** Consignes **
a) Recopiez le passage du texte sur le théâtre du Gymnase compris entre « Inscrit aux monuments » et « toutes générations confondues. », ces deux bornes incluses.
b) Reproduisez à l'identique, dans les entrées, les lignes situées entre celle qui contient « legend-label: Trend — [85, 80, 130, 101] » et celle qui contient « y-tick-label: 10810 — [350, 146, 398, 167] », bornes comprises, et rien d'autre.

** Texte fourni **
-=-=-=-=-

Inscrit aux monuments historiques depuis le 1er février 1994, le théâtre du Gymnase Marie-Bell a fêté l’année dernière ses deux cents ans d’existence. Une salle où se sont produits les plus grands artistes, toutes générations confondues.
François Artigas
« J’aime flâner sur les grands boulevards, / Y a tant de choses, tant de choses, / Tant de choses à voir... », chantait avec bonhomie Yves Montand au début des années cinquante et, parmi ces fameuses choses à voir, il y a bien sûr le théâtre du Gymnase Marie-Bell.
Une salle de spectacle mythique qui dresse son imposante façade au n°38 du boulevard Bonne-Nouvelle dans le 10e arrondissement de la capitale. Mais ce qu’ignorait à l’époque le mari de Simone Signoret, immense star de la chanson populaire, c’est que dix ans plus tard, il allait brûler les planches de cette scène parisienne parmi les plus célèbres de la capitale, non pas pour y effectuer un tour de chant, comme bon nombre de ses fans s’y attendaient, mais pour y jouer le rôle de Murray Burns dans la pièce de théâtre Des Clowns par millier. Une comédie en cinq actes de Herb Gardner mise en scène par Raymond Rouleau où Yves Montand démontre une fois de plus ses immenses talents de comédien. Fermons la parenthèse !
Le théâtre accueille par la suite et plus près de nous des artistes au parcours aussi éclectique que celui de l’interprète de Z, le film de Costa Gavras, puisque des humoristes aussi connus que Coluche ou Thierry le Luron s’y produisent. « Je trouve dommage que le Gymnase qui est l’un des plus beaux théâtres de Paris se soit tourné à cette époque-là vers une programmation plus music-hall que théâtrale » regrette encore aujourd’hui Jacques Nerson, critique à L’Obs et Au Masque et la Plume, la célèbre émission de France-Inter animée par Jérôme Garcin. Bref, deux amuseurs publics qui se sont surtout fait connaître à la télévision et à la radio par leurs sketchs et leurs imitations avant de triompher sur cette scène parisienne au début des années quatre-vingt. Des one-man shows qui ravissent non seulement les milliers de spectateurs qui viennent en grand nombre les voir – comme on dit – « pour de vrai », mais aussi le directeur du Gymnase qui réalise à cette occasion quelques-unes de ses plus belles recettes. C’est d’ailleurs en mémoire du créateur des Restos du Cœur qu’Antoine de Caunes tourne en 2007, dans cette même salle, quelques scènes de Coluche, histoire d’un mec qui reste à ce jour le film le plus connu de l’animateur radio et producteur de télévision.

-=-=-=-=-

** Données fournies **
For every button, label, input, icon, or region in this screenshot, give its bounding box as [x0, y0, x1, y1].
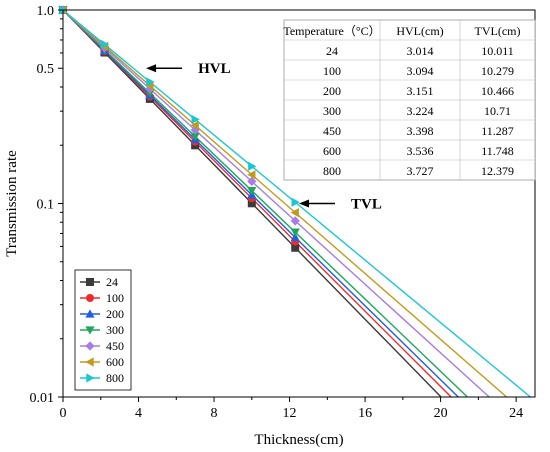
table-cell: 800	[323, 164, 341, 178]
series-line-450	[62, 9, 490, 398]
x-tick-label: 16	[358, 406, 372, 421]
table-cell: 200	[323, 84, 341, 98]
data-point-800-4	[248, 161, 257, 171]
table-header-cell: TVL(cm)	[475, 24, 521, 38]
legend-label-450: 450	[106, 339, 124, 353]
table-cell: 3.151	[407, 84, 434, 98]
table-cell: 600	[323, 144, 341, 158]
table-cell: 10.279	[481, 64, 514, 78]
data-point-600-3	[190, 120, 199, 130]
series-markers	[58, 5, 300, 252]
table-cell: 3.224	[407, 104, 434, 118]
series-line-600	[62, 9, 508, 398]
x-tick-label: 4	[135, 406, 142, 421]
table-header-cell: Temperature（°C）	[283, 24, 380, 38]
table-cell: 100	[323, 64, 341, 78]
legend-marker-800	[86, 373, 95, 383]
data-point-600-4	[247, 170, 256, 180]
legend-label-100: 100	[106, 291, 124, 305]
y-tick-label: 0.1	[37, 198, 55, 213]
x-tick-label: 12	[283, 406, 297, 421]
data-point-300-4	[247, 186, 257, 196]
y-axis-title: Transmission rate	[4, 150, 20, 257]
y-tick-label: 0.01	[30, 391, 55, 406]
table-cell: 12.379	[481, 164, 514, 178]
x-tick-label: 24	[509, 406, 523, 421]
data-point-450-4	[247, 176, 257, 187]
data-point-450-5	[290, 216, 300, 226]
data-point-24-4	[247, 199, 256, 208]
table-cell: 10.011	[481, 44, 514, 58]
series-line-300	[62, 9, 468, 398]
table-cell: 10.466	[481, 84, 514, 98]
data-point-800-3	[191, 114, 200, 125]
legend-marker-100	[86, 294, 94, 302]
legend-label-300: 300	[106, 323, 124, 337]
legend-marker-24	[86, 278, 94, 286]
data-point-300-5	[290, 228, 300, 237]
annotation-arrowhead	[146, 64, 157, 73]
data-point-800-2	[146, 77, 155, 87]
legend-label-24: 24	[106, 275, 118, 289]
data-point-200-5	[290, 232, 300, 242]
data-point-300-2	[145, 89, 155, 98]
table-cell: 3.536	[407, 144, 434, 158]
data-point-800-5	[291, 197, 300, 207]
table-cell: 11.748	[481, 144, 514, 158]
table-cell: 10.71	[484, 104, 511, 118]
legend: 24 100 200 300 450 600 800	[74, 269, 132, 391]
annotation-hvl: HVL	[198, 61, 231, 77]
series-line-200	[62, 9, 459, 398]
legend-marker-450	[85, 341, 95, 351]
annotation-tvl: TVL	[351, 197, 382, 213]
table-cell: 11.287	[481, 124, 514, 138]
annotations: HVL TVL	[146, 61, 382, 213]
legend-label-800: 800	[106, 371, 124, 385]
table-cell: 3.014	[407, 44, 434, 58]
y-tick-label: 0.5	[37, 62, 55, 77]
data-point-800-1	[100, 39, 110, 49]
table-cell: 300	[323, 104, 341, 118]
y-axis: 1.0 0.5 0.1 0.01	[30, 4, 63, 406]
data-table: Temperature（°C） HVL(cm) TVL(cm) 24 3.014 10.0…	[283, 19, 536, 181]
table-cell: 3.094	[407, 64, 434, 78]
x-tick-label: 8	[211, 406, 218, 421]
x-axis-title: Thickness(cm)	[254, 432, 343, 448]
y-tick-label: 1.0	[37, 4, 55, 19]
data-point-300-3	[190, 132, 200, 142]
x-axis: 0 4 8 12 16 20 24	[60, 397, 523, 421]
data-point-600-5	[290, 207, 299, 218]
legend-label-600: 600	[106, 355, 124, 369]
legend-marker-200	[85, 309, 95, 318]
table-cell: 3.727	[407, 164, 434, 178]
x-tick-label: 0	[60, 406, 67, 421]
table-header-cell: HVL(cm)	[396, 24, 443, 38]
table-cell: 450	[323, 124, 341, 138]
legend-label-200: 200	[106, 307, 124, 321]
data-point-24-5	[291, 243, 300, 252]
legend-marker-300	[85, 326, 95, 335]
table-cell: 3.398	[407, 124, 434, 138]
annotation-arrowhead	[299, 199, 309, 208]
table-cell: 24	[326, 44, 338, 58]
x-tick-label: 20	[434, 406, 448, 421]
legend-marker-600	[85, 357, 94, 367]
series-line-100	[62, 9, 452, 398]
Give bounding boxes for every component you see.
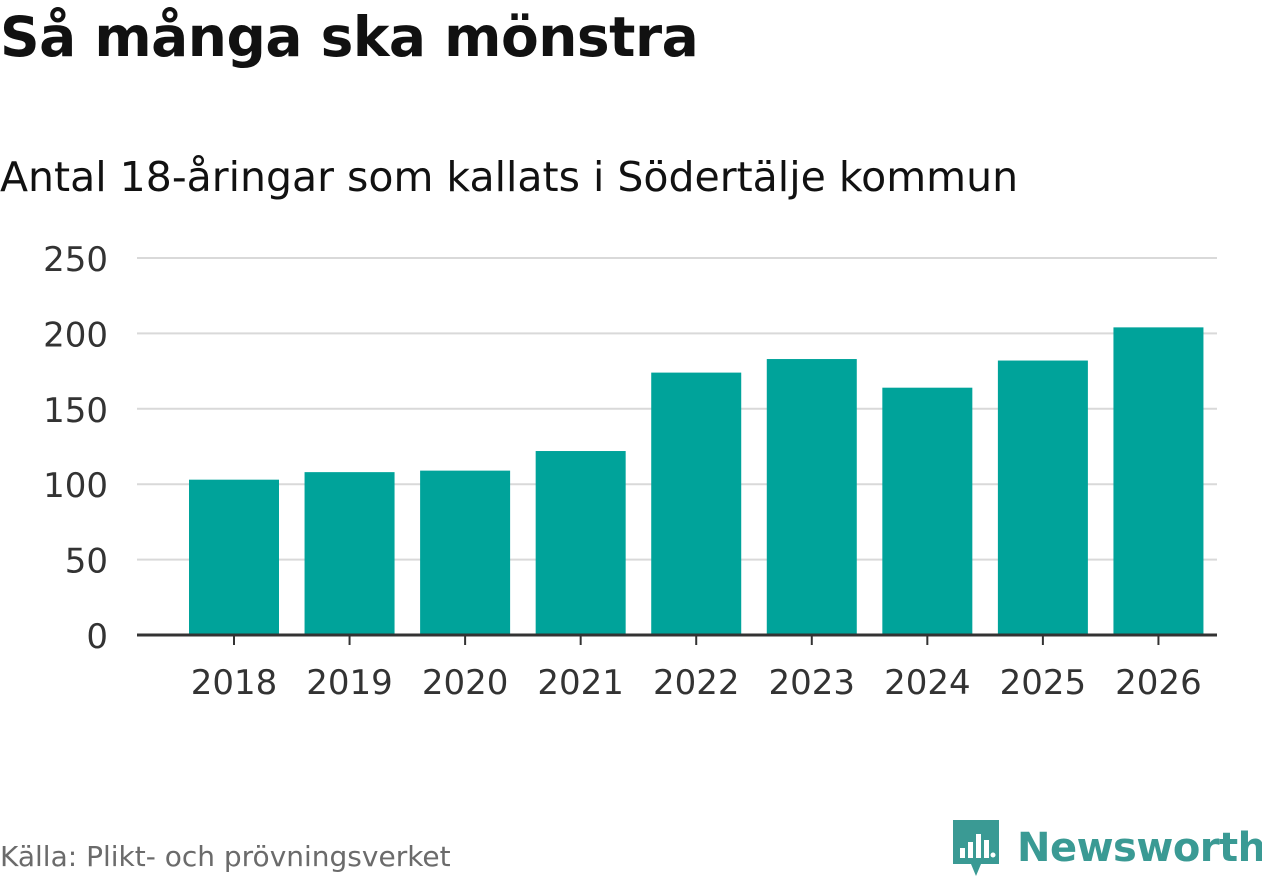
brand-logo: Newsworthy (951, 818, 1262, 878)
bar-2018 (189, 479, 279, 635)
x-tick-label: 2026 (1115, 663, 1202, 703)
x-tick-label: 2022 (653, 663, 740, 703)
bar-2020 (420, 470, 511, 635)
x-tick-label: 2018 (191, 663, 278, 703)
x-tick-label: 2021 (537, 663, 624, 703)
bar-2026 (1113, 327, 1204, 635)
bar-2023 (766, 359, 857, 635)
bar-2022 (651, 372, 742, 635)
x-tick-label: 2025 (1000, 663, 1087, 703)
bar-2021 (535, 451, 626, 635)
y-tick-label: 250 (43, 240, 108, 280)
newsworthy-logo-icon (953, 820, 999, 876)
chart-subtitle: Antal 18-åringar som kallats i Södertälj… (0, 153, 1019, 201)
x-tick-label: 2020 (422, 663, 509, 703)
y-tick-label: 0 (86, 617, 108, 657)
y-tick-label: 150 (43, 391, 108, 431)
y-tick-label: 200 (43, 315, 108, 355)
source-note: Källa: Plikt- och prövningsverket (0, 840, 451, 873)
bar-2019 (304, 472, 395, 635)
bar-2025 (997, 360, 1088, 635)
bar-chart: 0 50 100 150 200 250 2018 2019 2020 2021 2022 2023 2… (43, 240, 1217, 703)
x-tick-label: 2019 (306, 663, 393, 703)
y-tick-label: 100 (43, 466, 108, 506)
chart-title: Så många ska mönstra (0, 5, 699, 69)
y-tick-label: 50 (65, 542, 108, 582)
x-tick-label: 2024 (884, 663, 971, 703)
x-tick-label: 2023 (769, 663, 856, 703)
bar-2024 (882, 387, 973, 635)
brand-name: Newsworthy (1017, 825, 1262, 871)
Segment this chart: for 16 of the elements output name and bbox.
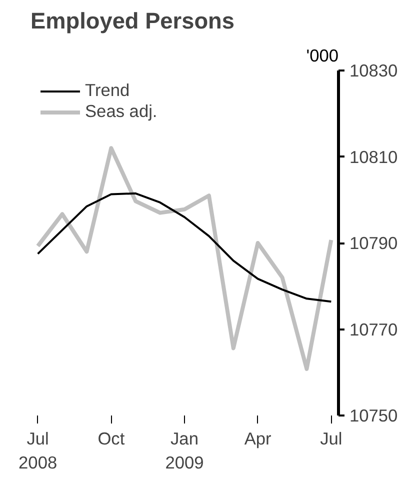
legend-label: Trend — [85, 80, 130, 101]
legend-label: Seas adj. — [85, 101, 158, 122]
x-tick-label: Jan 2009 — [165, 428, 204, 472]
y-axis-title: '000 — [306, 46, 339, 66]
line-series — [36, 146, 334, 371]
y-tick-label: 10810 — [350, 146, 398, 167]
line-series — [36, 192, 332, 303]
x-tick-label: Jul — [320, 428, 342, 448]
x-tick-label: Oct — [98, 428, 125, 448]
x-tick-label: Jul 2008 — [18, 428, 58, 472]
x-tick-label: Apr — [244, 428, 272, 448]
y-tick-label: 10750 — [350, 406, 398, 426]
chart-title: Employed Persons — [30, 8, 234, 34]
y-tick-label: 10770 — [350, 319, 398, 340]
y-tick-label: 10790 — [350, 233, 398, 253]
y-tick-label: 10830 — [350, 60, 398, 80]
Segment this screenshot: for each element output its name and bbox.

-=-=-=-=-

** Réponses attendues **
a)
Inscrit aux monuments historiques depuis le 1er février 1994, le théâtre du Gymnase Marie-Bell a fêté l’année dernière ses deux cents ans d’existence. Une salle où se sont produits les plus grands artistes, toutes générations confondues.

b)
legend-label: Trend — [85, 80, 130, 101]
legend-label: Seas adj. — [85, 101, 158, 122]
x-tick-label: Jan 2009 — [165, 428, 204, 472]
y-axis-title: '000 — [306, 46, 339, 66]
line-series — [36, 146, 334, 371]
y-tick-label: 10810 — [350, 146, 398, 167]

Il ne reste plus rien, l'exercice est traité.